Peu après, son premier ministre, François Fillon, visitant une unité de
blindés, apparaît aux journaux télévisés adossé à un char pour dénoncer la
menace nucléaire iranienne. Bernard Kouchner, ministre des affaires étrangères,
n'est pas de reste. Tout en prônant une combinaison de négociation et de
sanctions, il invite " à se préparer au pire, et le pire, c'est la
guerre".
Dans cette
ambiance, Nicolas Sarkozy, porté par son tempérament, cherche d'abord à forcer
le destin. Il invite secrètement à Paris Ali Akbar Velayati, conseiller
diplomatique du Guide suprême, et envoie également à Téhéran ses émissaires.
Mais l'initiative tourne court. Le gouvernement d'Ahmadinejad fait savoir aux
Français qu'il n'est pas lié par les propos de Velayati et les hauts fonctionnaires
français qui se rendent en Iran n'y présentent aucune formule originale
susceptible de débloquer la situation. Nicolas Sarkozy, sans doute déçu de
n'avoir pu trouver un rôle à sa mesure, se positionne dès lors comme un
"dur" dans la relation avec l'Iran. Les Français, persuadés que
Téhéran poursuit sans désemparer ses visées nucléaires militaires, prennent
régulièrement position, au Conseil de sécurité comme au sein de l'Union
européenne, en faveur de sanctions renforcées. Ahmadinejad, bon connaisseur en
matière de propos outranciers, se plaint des déclarations du Président français
jugées agressives à l'égard de l'Iran.

---

Consignes:
[1] Dans l'extrait sur la politique française envers l'Iran, renvoyez tel quel le passage qui commence par les mots contenant « Peu après, son » et se termine par « Téhéran ses émissaires. ».
[2] D'après l'extrait sur la politique française envers l'Iran, qui Nicolas Sarkozy invite-t-il secrètement à Paris, s'il vous plaît ?

Lignes de données:

---

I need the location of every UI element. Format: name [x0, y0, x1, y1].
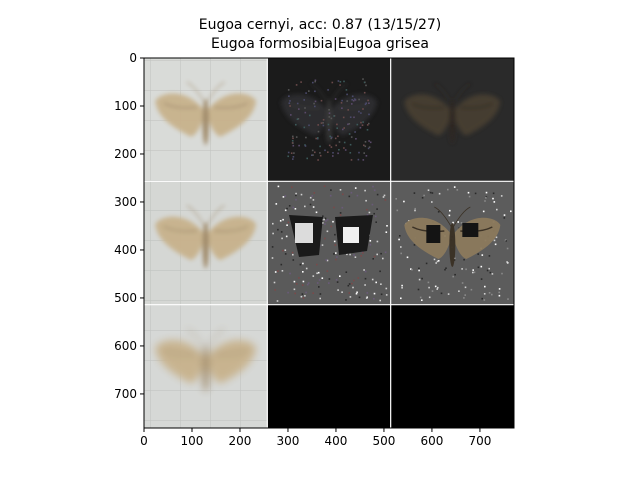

---

Corrigé:
[1]
Peu après, son premier ministre, François Fillon, visitant une unité de
blindés, apparaît aux journaux télévisés adossé à un char pour dénoncer la
menace nucléaire iranienne. Bernard Kouchner, ministre des affaires étrangères,
n'est pas de reste. Tout en prônant une combinaison de négociation et de
sanctions, il invite " à se préparer au pire, et le pire, c'est la
guerre".
Dans cette
ambiance, Nicolas Sarkozy, porté par son tempérament, cherche d'abord à forcer
le destin. Il invite secrètement à Paris Ali Akbar Velayati, conseiller
diplomatique du Guide suprême, et envoie également à Téhéran ses émissaires.

[2] Ali Akbar Velayati, conseiller diplomatique du Guide suprême.